All of the data needs to be repeated exactly.

(Stored items from a collection)

........

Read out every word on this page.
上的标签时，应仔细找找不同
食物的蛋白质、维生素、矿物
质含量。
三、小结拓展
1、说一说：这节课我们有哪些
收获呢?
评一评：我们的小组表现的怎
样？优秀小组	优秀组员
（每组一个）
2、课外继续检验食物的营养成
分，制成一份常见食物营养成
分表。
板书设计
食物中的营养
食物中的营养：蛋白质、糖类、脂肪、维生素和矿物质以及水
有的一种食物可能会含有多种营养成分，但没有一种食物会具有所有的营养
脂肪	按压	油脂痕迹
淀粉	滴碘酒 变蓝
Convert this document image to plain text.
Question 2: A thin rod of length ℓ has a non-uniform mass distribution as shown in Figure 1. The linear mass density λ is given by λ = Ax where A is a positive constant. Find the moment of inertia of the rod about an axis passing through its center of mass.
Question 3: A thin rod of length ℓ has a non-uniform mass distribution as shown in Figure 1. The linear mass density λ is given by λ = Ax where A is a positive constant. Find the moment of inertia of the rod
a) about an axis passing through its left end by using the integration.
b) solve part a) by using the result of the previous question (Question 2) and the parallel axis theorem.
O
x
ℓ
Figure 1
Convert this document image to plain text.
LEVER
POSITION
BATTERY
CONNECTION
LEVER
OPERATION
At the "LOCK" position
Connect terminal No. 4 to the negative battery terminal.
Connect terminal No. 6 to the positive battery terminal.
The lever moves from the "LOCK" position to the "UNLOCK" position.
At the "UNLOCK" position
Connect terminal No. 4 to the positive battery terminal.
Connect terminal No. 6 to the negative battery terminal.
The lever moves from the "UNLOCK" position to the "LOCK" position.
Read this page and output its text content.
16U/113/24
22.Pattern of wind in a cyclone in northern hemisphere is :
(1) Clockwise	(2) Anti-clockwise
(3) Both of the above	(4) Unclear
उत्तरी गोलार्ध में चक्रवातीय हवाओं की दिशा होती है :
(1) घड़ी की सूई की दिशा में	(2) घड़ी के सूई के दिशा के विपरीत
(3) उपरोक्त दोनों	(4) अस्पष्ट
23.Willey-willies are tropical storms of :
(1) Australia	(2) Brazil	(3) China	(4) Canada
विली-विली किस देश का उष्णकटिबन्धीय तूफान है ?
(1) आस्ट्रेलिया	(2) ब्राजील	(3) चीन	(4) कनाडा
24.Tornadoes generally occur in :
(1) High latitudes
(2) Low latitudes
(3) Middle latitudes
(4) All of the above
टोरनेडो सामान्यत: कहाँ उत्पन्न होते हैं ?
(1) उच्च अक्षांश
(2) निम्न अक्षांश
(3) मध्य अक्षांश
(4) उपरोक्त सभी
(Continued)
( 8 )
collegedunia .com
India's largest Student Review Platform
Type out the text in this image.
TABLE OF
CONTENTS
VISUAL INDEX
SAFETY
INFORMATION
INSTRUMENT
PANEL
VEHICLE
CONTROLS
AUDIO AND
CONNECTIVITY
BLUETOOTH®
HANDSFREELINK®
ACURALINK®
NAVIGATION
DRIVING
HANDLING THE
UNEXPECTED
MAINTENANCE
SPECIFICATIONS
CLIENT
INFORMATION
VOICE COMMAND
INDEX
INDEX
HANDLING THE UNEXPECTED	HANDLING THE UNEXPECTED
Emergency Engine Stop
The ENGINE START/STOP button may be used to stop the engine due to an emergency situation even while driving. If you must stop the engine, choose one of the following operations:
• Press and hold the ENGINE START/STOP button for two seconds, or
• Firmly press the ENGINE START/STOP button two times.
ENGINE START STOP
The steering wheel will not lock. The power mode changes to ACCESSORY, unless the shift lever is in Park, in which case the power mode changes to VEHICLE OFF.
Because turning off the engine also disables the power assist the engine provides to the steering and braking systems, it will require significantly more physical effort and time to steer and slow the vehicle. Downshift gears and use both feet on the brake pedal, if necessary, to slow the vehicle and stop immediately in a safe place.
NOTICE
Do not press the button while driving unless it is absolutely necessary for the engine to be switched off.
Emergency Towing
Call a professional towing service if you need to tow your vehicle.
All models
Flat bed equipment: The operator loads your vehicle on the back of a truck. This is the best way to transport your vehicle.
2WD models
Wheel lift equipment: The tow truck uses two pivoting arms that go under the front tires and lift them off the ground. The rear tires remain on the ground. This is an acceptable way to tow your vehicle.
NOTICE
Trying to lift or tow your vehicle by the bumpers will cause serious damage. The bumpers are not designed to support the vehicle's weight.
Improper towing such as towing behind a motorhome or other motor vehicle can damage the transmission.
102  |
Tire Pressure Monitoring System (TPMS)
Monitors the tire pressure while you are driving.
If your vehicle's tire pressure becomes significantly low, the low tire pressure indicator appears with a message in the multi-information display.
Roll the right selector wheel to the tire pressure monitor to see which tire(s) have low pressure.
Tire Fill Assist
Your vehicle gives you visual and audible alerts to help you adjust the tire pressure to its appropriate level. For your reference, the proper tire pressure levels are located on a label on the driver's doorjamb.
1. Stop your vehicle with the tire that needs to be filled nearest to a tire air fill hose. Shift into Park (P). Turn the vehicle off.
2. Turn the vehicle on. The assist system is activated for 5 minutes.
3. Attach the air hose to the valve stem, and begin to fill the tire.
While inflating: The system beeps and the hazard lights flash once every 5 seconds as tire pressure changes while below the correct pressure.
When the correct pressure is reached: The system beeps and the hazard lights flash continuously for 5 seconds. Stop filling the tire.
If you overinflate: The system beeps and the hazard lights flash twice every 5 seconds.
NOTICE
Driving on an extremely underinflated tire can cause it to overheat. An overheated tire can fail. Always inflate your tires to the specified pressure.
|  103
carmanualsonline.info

........

RESPONSE ▸
Read out every word on this page.
上的标签时，应仔细找找不同
食物的蛋白质、维生素、矿物
质含量。
三、小结拓展
1、说一说：这节课我们有哪些
收获呢?
评一评：我们的小组表现的怎
样？优秀小组	优秀组员
（每组一个）
2、课外继续检验食物的营养成
分，制成一份常见食物营养成
分表。
板书设计
食物中的营养
食物中的营养：蛋白质、糖类、脂肪、维生素和矿物质以及水
有的一种食物可能会含有多种营养成分，但没有一种食物会具有所有的营养
脂肪	按压	油脂痕迹
淀粉	滴碘酒 变蓝
Convert this document image to plain text.
Question 2: A thin rod of length ℓ has a non-uniform mass distribution as shown in Figure 1. The linear mass density λ is given by λ = Ax where A is a positive constant. Find the moment of inertia of the rod about an axis passing through its center of mass.
Question 3: A thin rod of length ℓ has a non-uniform mass distribution as shown in Figure 1. The linear mass density λ is given by λ = Ax where A is a positive constant. Find the moment of inertia of the rod
a) about an axis passing through its left end by using the integration.
b) solve part a) by using the result of the previous question (Question 2) and the parallel axis theorem.
O
x
ℓ
Figure 1
Convert this document image to plain text.
LEVER
POSITION
BATTERY
CONNECTION
LEVER
OPERATION
At the "LOCK" position
Connect terminal No. 4 to the negative battery terminal.
Connect terminal No. 6 to the positive battery terminal.
The lever moves from the "LOCK" position to the "UNLOCK" position.
At the "UNLOCK" position
Connect terminal No. 4 to the positive battery terminal.
Connect terminal No. 6 to the negative battery terminal.
The lever moves from the "UNLOCK" position to the "LOCK" position.
Read this page and output its text content.
16U/113/24
22.Pattern of wind in a cyclone in northern hemisphere is :
(1) Clockwise	(2) Anti-clockwise
(3) Both of the above	(4) Unclear
उत्तरी गोलार्ध में चक्रवातीय हवाओं की दिशा होती है :
(1) घड़ी की सूई की दिशा में	(2) घड़ी के सूई के दिशा के विपरीत
(3) उपरोक्त दोनों	(4) अस्पष्ट
23.Willey-willies are tropical storms of :
(1) Australia	(2) Brazil	(3) China	(4) Canada
विली-विली किस देश का उष्णकटिबन्धीय तूफान है ?
(1) आस्ट्रेलिया	(2) ब्राजील	(3) चीन	(4) कनाडा
24.Tornadoes generally occur in :
(1) High latitudes
(2) Low latitudes
(3) Middle latitudes
(4) All of the above
टोरनेडो सामान्यत: कहाँ उत्पन्न होते हैं ?
(1) उच्च अक्षांश
(2) निम्न अक्षांश
(3) मध्य अक्षांश
(4) उपरोक्त सभी
(Continued)
( 8 )
collegedunia .com
India's largest Student Review Platform
Type out the text in this image.
TABLE OF
CONTENTS
VISUAL INDEX
SAFETY
INFORMATION
INSTRUMENT
PANEL
VEHICLE
CONTROLS
AUDIO AND
CONNECTIVITY
BLUETOOTH®
HANDSFREELINK®
ACURALINK®
NAVIGATION
DRIVING
HANDLING THE
UNEXPECTED
MAINTENANCE
SPECIFICATIONS
CLIENT
INFORMATION
VOICE COMMAND
INDEX
INDEX
HANDLING THE UNEXPECTED	HANDLING THE UNEXPECTED
Emergency Engine Stop
The ENGINE START/STOP button may be used to stop the engine due to an emergency situation even while driving. If you must stop the engine, choose one of the following operations:
• Press and hold the ENGINE START/STOP button for two seconds, or
• Firmly press the ENGINE START/STOP button two times.
ENGINE START STOP
The steering wheel will not lock. The power mode changes to ACCESSORY, unless the shift lever is in Park, in which case the power mode changes to VEHICLE OFF.
Because turning off the engine also disables the power assist the engine provides to the steering and braking systems, it will require significantly more physical effort and time to steer and slow the vehicle. Downshift gears and use both feet on the brake pedal, if necessary, to slow the vehicle and stop immediately in a safe place.
NOTICE
Do not press the button while driving unless it is absolutely necessary for the engine to be switched off.
Emergency Towing
Call a professional towing service if you need to tow your vehicle.
All models
Flat bed equipment: The operator loads your vehicle on the back of a truck. This is the best way to transport your vehicle.
2WD models
Wheel lift equipment: The tow truck uses two pivoting arms that go under the front tires and lift them off the ground. The rear tires remain on the ground. This is an acceptable way to tow your vehicle.
NOTICE
Trying to lift or tow your vehicle by the bumpers will cause serious damage. The bumpers are not designed to support the vehicle's weight.
Improper towing such as towing behind a motorhome or other motor vehicle can damage the transmission.
102  |
Tire Pressure Monitoring System (TPMS)
Monitors the tire pressure while you are driving.
If your vehicle's tire pressure becomes significantly low, the low tire pressure indicator appears with a message in the multi-information display.
Roll the right selector wheel to the tire pressure monitor to see which tire(s) have low pressure.
Tire Fill Assist
Your vehicle gives you visual and audible alerts to help you adjust the tire pressure to its appropriate level. For your reference, the proper tire pressure levels are located on a label on the driver's doorjamb.
1. Stop your vehicle with the tire that needs to be filled nearest to a tire air fill hose. Shift into Park (P). Turn the vehicle off.
2. Turn the vehicle on. The assist system is activated for 5 minutes.
3. Attach the air hose to the valve stem, and begin to fill the tire.
While inflating: The system beeps and the hazard lights flash once every 5 seconds as tire pressure changes while below the correct pressure.
When the correct pressure is reached: The system beeps and the hazard lights flash continuously for 5 seconds. Stop filling the tire.
If you overinflate: The system beeps and the hazard lights flash twice every 5 seconds.
NOTICE
Driving on an extremely underinflated tire can cause it to overheat. An overheated tire can fail. Always inflate your tires to the specified pressure.
|  103
carmanualsonline.info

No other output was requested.